All of the material below is to be repeated exactly.

Dataset rows:

....

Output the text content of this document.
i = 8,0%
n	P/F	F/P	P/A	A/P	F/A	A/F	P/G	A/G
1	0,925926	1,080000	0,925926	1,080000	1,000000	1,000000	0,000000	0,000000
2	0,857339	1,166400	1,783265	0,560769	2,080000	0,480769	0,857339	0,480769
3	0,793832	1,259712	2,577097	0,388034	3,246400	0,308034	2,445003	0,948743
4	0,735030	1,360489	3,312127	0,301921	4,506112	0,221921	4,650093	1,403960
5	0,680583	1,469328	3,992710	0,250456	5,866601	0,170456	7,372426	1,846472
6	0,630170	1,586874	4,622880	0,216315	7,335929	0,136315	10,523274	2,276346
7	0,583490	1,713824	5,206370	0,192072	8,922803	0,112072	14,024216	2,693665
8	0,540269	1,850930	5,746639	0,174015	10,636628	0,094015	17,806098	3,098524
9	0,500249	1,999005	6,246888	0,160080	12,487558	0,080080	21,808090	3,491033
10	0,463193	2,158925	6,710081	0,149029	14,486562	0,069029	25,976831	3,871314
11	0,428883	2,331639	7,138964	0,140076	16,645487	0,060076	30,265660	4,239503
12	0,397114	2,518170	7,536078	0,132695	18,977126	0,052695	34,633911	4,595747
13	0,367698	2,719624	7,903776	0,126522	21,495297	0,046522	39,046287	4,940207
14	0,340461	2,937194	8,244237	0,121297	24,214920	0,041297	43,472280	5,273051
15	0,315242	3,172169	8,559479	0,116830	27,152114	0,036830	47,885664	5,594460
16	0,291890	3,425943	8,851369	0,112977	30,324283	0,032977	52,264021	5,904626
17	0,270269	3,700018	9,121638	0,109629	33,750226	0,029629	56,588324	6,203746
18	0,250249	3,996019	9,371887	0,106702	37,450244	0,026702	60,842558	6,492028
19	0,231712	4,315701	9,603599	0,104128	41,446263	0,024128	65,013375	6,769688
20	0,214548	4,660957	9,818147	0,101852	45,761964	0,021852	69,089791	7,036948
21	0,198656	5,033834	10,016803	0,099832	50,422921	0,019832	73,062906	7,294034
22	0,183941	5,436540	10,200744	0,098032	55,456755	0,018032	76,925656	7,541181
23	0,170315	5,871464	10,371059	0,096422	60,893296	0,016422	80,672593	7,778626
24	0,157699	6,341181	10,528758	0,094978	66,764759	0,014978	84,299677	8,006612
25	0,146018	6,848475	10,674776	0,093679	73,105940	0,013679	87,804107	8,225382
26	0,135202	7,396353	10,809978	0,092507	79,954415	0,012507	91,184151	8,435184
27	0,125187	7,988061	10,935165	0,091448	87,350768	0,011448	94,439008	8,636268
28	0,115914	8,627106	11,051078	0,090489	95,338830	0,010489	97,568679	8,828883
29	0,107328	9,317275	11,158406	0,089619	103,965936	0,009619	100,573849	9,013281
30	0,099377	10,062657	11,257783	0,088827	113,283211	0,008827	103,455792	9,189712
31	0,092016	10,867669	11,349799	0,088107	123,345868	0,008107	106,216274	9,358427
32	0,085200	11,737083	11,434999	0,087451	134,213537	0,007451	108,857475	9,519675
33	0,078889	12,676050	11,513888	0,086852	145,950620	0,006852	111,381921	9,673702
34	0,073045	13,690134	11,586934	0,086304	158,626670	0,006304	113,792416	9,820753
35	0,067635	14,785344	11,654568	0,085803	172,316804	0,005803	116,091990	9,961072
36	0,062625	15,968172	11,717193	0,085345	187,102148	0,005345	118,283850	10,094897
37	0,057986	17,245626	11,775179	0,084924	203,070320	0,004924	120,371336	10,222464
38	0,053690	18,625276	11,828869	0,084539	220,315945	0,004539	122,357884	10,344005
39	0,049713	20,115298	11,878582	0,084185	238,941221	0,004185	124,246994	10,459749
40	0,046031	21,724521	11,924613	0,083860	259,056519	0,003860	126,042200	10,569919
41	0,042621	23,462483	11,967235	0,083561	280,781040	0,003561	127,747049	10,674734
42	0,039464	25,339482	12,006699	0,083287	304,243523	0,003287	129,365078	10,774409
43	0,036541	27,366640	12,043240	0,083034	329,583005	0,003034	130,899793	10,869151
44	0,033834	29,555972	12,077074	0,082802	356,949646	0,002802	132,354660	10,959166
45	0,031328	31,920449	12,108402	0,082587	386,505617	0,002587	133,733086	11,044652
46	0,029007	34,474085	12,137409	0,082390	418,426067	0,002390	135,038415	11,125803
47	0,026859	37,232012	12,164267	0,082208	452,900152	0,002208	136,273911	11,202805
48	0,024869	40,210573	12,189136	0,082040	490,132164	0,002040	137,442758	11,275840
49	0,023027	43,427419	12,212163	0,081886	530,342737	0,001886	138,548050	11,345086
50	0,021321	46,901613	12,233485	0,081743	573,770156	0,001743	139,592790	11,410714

....

** EXERCISE ANSWER **
Output the text content of this document.
i = 8,0%
n	P/F	F/P	P/A	A/P	F/A	A/F	P/G	A/G
1	0,925926	1,080000	0,925926	1,080000	1,000000	1,000000	0,000000	0,000000
2	0,857339	1,166400	1,783265	0,560769	2,080000	0,480769	0,857339	0,480769
3	0,793832	1,259712	2,577097	0,388034	3,246400	0,308034	2,445003	0,948743
4	0,735030	1,360489	3,312127	0,301921	4,506112	0,221921	4,650093	1,403960
5	0,680583	1,469328	3,992710	0,250456	5,866601	0,170456	7,372426	1,846472
6	0,630170	1,586874	4,622880	0,216315	7,335929	0,136315	10,523274	2,276346
7	0,583490	1,713824	5,206370	0,192072	8,922803	0,112072	14,024216	2,693665
8	0,540269	1,850930	5,746639	0,174015	10,636628	0,094015	17,806098	3,098524
9	0,500249	1,999005	6,246888	0,160080	12,487558	0,080080	21,808090	3,491033
10	0,463193	2,158925	6,710081	0,149029	14,486562	0,069029	25,976831	3,871314
11	0,428883	2,331639	7,138964	0,140076	16,645487	0,060076	30,265660	4,239503
12	0,397114	2,518170	7,536078	0,132695	18,977126	0,052695	34,633911	4,595747
13	0,367698	2,719624	7,903776	0,126522	21,495297	0,046522	39,046287	4,940207
14	0,340461	2,937194	8,244237	0,121297	24,214920	0,041297	43,472280	5,273051
15	0,315242	3,172169	8,559479	0,116830	27,152114	0,036830	47,885664	5,594460
16	0,291890	3,425943	8,851369	0,112977	30,324283	0,032977	52,264021	5,904626
17	0,270269	3,700018	9,121638	0,109629	33,750226	0,029629	56,588324	6,203746
18	0,250249	3,996019	9,371887	0,106702	37,450244	0,026702	60,842558	6,492028
19	0,231712	4,315701	9,603599	0,104128	41,446263	0,024128	65,013375	6,769688
20	0,214548	4,660957	9,818147	0,101852	45,761964	0,021852	69,089791	7,036948
21	0,198656	5,033834	10,016803	0,099832	50,422921	0,019832	73,062906	7,294034
22	0,183941	5,436540	10,200744	0,098032	55,456755	0,018032	76,925656	7,541181
23	0,170315	5,871464	10,371059	0,096422	60,893296	0,016422	80,672593	7,778626
24	0,157699	6,341181	10,528758	0,094978	66,764759	0,014978	84,299677	8,006612
25	0,146018	6,848475	10,674776	0,093679	73,105940	0,013679	87,804107	8,225382
26	0,135202	7,396353	10,809978	0,092507	79,954415	0,012507	91,184151	8,435184
27	0,125187	7,988061	10,935165	0,091448	87,350768	0,011448	94,439008	8,636268
28	0,115914	8,627106	11,051078	0,090489	95,338830	0,010489	97,568679	8,828883
29	0,107328	9,317275	11,158406	0,089619	103,965936	0,009619	100,573849	9,013281
30	0,099377	10,062657	11,257783	0,088827	113,283211	0,008827	103,455792	9,189712
31	0,092016	10,867669	11,349799	0,088107	123,345868	0,008107	106,216274	9,358427
32	0,085200	11,737083	11,434999	0,087451	134,213537	0,007451	108,857475	9,519675
33	0,078889	12,676050	11,513888	0,086852	145,950620	0,006852	111,381921	9,673702
34	0,073045	13,690134	11,586934	0,086304	158,626670	0,006304	113,792416	9,820753
35	0,067635	14,785344	11,654568	0,085803	172,316804	0,005803	116,091990	9,961072
36	0,062625	15,968172	11,717193	0,085345	187,102148	0,005345	118,283850	10,094897
37	0,057986	17,245626	11,775179	0,084924	203,070320	0,004924	120,371336	10,222464
38	0,053690	18,625276	11,828869	0,084539	220,315945	0,004539	122,357884	10,344005
39	0,049713	20,115298	11,878582	0,084185	238,941221	0,004185	124,246994	10,459749
40	0,046031	21,724521	11,924613	0,083860	259,056519	0,003860	126,042200	10,569919
41	0,042621	23,462483	11,967235	0,083561	280,781040	0,003561	127,747049	10,674734
42	0,039464	25,339482	12,006699	0,083287	304,243523	0,003287	129,365078	10,774409
43	0,036541	27,366640	12,043240	0,083034	329,583005	0,003034	130,899793	10,869151
44	0,033834	29,555972	12,077074	0,082802	356,949646	0,002802	132,354660	10,959166
45	0,031328	31,920449	12,108402	0,082587	386,505617	0,002587	133,733086	11,044652
46	0,029007	34,474085	12,137409	0,082390	418,426067	0,002390	135,038415	11,125803
47	0,026859	37,232012	12,164267	0,082208	452,900152	0,002208	136,273911	11,202805
48	0,024869	40,210573	12,189136	0,082040	490,132164	0,002040	137,442758	11,275840
49	0,023027	43,427419	12,212163	0,081886	530,342737	0,001886	138,548050	11,345086
50	0,021321	46,901613	12,233485	0,081743	573,770156	0,001743	139,592790	11,410714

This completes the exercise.